Start RAW RECORDS

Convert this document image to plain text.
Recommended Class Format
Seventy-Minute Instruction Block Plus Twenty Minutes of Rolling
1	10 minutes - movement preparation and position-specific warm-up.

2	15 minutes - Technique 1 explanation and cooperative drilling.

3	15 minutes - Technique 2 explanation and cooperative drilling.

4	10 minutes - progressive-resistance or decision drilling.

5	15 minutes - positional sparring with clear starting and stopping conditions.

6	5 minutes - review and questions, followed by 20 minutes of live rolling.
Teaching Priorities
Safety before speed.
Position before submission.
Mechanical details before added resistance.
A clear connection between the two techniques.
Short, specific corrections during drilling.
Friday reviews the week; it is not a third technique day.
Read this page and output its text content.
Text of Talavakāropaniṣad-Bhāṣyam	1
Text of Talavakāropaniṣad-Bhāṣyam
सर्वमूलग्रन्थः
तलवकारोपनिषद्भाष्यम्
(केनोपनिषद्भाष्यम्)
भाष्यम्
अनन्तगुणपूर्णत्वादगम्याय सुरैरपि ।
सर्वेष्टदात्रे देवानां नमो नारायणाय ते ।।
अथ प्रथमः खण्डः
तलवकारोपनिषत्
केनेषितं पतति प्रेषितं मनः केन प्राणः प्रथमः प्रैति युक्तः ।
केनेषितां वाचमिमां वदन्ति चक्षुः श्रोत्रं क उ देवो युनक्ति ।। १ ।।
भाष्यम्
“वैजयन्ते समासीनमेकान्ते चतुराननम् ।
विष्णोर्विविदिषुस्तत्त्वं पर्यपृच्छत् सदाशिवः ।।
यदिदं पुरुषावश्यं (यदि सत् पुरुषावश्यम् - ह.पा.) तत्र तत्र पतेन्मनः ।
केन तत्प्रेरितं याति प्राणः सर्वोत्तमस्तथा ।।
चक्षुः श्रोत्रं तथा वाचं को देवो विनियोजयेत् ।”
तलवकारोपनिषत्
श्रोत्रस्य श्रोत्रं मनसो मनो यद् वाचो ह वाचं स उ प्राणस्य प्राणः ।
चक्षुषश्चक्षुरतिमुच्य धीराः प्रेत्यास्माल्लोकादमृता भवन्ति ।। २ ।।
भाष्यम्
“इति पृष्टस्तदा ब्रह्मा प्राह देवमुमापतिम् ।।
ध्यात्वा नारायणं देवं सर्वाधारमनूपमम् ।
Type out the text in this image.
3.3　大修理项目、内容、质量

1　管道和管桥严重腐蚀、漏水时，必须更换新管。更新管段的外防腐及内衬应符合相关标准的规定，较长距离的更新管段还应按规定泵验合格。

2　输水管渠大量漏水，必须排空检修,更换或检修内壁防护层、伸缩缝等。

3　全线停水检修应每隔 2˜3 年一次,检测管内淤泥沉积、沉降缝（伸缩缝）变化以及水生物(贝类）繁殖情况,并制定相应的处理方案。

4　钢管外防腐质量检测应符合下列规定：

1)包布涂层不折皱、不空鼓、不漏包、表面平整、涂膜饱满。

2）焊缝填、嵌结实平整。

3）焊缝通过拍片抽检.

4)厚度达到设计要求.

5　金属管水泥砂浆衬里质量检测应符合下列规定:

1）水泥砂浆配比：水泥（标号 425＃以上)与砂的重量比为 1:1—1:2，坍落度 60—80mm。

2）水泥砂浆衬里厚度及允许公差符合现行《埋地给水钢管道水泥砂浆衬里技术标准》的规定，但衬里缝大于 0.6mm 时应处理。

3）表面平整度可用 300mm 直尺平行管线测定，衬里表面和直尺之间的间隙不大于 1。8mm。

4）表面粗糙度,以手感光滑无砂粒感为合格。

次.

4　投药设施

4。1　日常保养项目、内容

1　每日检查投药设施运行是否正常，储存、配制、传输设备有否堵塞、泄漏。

End RAW RECORDS

■ **DESCRIPTION OF THE TASK**:
Repeat the data exactly. Leave nothing out.

■ **RESULT OF THIS EXERCISE**:
Convert this document image to plain text.
Recommended Class Format
Seventy-Minute Instruction Block Plus Twenty Minutes of Rolling
1	10 minutes - movement preparation and position-specific warm-up.

2	15 minutes - Technique 1 explanation and cooperative drilling.

3	15 minutes - Technique 2 explanation and cooperative drilling.

4	10 minutes - progressive-resistance or decision drilling.

5	15 minutes - positional sparring with clear starting and stopping conditions.

6	5 minutes - review and questions, followed by 20 minutes of live rolling.
Teaching Priorities
Safety before speed.
Position before submission.
Mechanical details before added resistance.
A clear connection between the two techniques.
Short, specific corrections during drilling.
Friday reviews the week; it is not a third technique day.
Read this page and output its text content.
Text of Talavakāropaniṣad-Bhāṣyam	1
Text of Talavakāropaniṣad-Bhāṣyam
सर्वमूलग्रन्थः
तलवकारोपनिषद्भाष्यम्
(केनोपनिषद्भाष्यम्)
भाष्यम्
अनन्तगुणपूर्णत्वादगम्याय सुरैरपि ।
सर्वेष्टदात्रे देवानां नमो नारायणाय ते ।।
अथ प्रथमः खण्डः
तलवकारोपनिषत्
केनेषितं पतति प्रेषितं मनः केन प्राणः प्रथमः प्रैति युक्तः ।
केनेषितां वाचमिमां वदन्ति चक्षुः श्रोत्रं क उ देवो युनक्ति ।। १ ।।
भाष्यम्
“वैजयन्ते समासीनमेकान्ते चतुराननम् ।
विष्णोर्विविदिषुस्तत्त्वं पर्यपृच्छत् सदाशिवः ।।
यदिदं पुरुषावश्यं (यदि सत् पुरुषावश्यम् - ह.पा.) तत्र तत्र पतेन्मनः ।
केन तत्प्रेरितं याति प्राणः सर्वोत्तमस्तथा ।।
चक्षुः श्रोत्रं तथा वाचं को देवो विनियोजयेत् ।”
तलवकारोपनिषत्
श्रोत्रस्य श्रोत्रं मनसो मनो यद् वाचो ह वाचं स उ प्राणस्य प्राणः ।
चक्षुषश्चक्षुरतिमुच्य धीराः प्रेत्यास्माल्लोकादमृता भवन्ति ।। २ ।।
भाष्यम्
“इति पृष्टस्तदा ब्रह्मा प्राह देवमुमापतिम् ।।
ध्यात्वा नारायणं देवं सर्वाधारमनूपमम् ।
Type out the text in this image.
3.3　大修理项目、内容、质量

1　管道和管桥严重腐蚀、漏水时，必须更换新管。更新管段的外防腐及内衬应符合相关标准的规定，较长距离的更新管段还应按规定泵验合格。

2　输水管渠大量漏水，必须排空检修,更换或检修内壁防护层、伸缩缝等。

3　全线停水检修应每隔 2˜3 年一次,检测管内淤泥沉积、沉降缝（伸缩缝）变化以及水生物(贝类）繁殖情况,并制定相应的处理方案。

4　钢管外防腐质量检测应符合下列规定：

1)包布涂层不折皱、不空鼓、不漏包、表面平整、涂膜饱满。

2）焊缝填、嵌结实平整。

3）焊缝通过拍片抽检.

4)厚度达到设计要求.

5　金属管水泥砂浆衬里质量检测应符合下列规定:

1）水泥砂浆配比：水泥（标号 425＃以上)与砂的重量比为 1:1—1:2，坍落度 60—80mm。

2）水泥砂浆衬里厚度及允许公差符合现行《埋地给水钢管道水泥砂浆衬里技术标准》的规定，但衬里缝大于 0.6mm 时应处理。

3）表面平整度可用 300mm 直尺平行管线测定，衬里表面和直尺之间的间隙不大于 1。8mm。

4）表面粗糙度,以手感光滑无砂粒感为合格。

次.

4　投药设施

4。1　日常保养项目、内容

1　每日检查投药设施运行是否正常，储存、配制、传输设备有否堵塞、泄漏。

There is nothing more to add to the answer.